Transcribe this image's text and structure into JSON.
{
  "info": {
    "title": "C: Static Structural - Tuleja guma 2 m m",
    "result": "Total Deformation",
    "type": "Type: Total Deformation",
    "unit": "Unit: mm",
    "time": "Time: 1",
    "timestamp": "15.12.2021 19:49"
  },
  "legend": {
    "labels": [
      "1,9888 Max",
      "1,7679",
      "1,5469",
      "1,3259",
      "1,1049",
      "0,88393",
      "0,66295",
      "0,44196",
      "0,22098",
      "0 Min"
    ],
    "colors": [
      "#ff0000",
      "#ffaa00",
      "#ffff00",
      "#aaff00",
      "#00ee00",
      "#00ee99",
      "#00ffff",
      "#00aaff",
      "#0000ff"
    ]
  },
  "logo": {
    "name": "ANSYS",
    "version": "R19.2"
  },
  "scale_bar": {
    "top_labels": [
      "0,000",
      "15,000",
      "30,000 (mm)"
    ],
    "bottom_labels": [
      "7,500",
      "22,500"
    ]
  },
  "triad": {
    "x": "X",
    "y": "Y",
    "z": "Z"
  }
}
────────────────
* [Task instructions]
Copy whichever lines in the listing above contain the word "Total".

* [Result for this task]
    "result": "Total Deformation",
    "type": "Type: Total Deformation",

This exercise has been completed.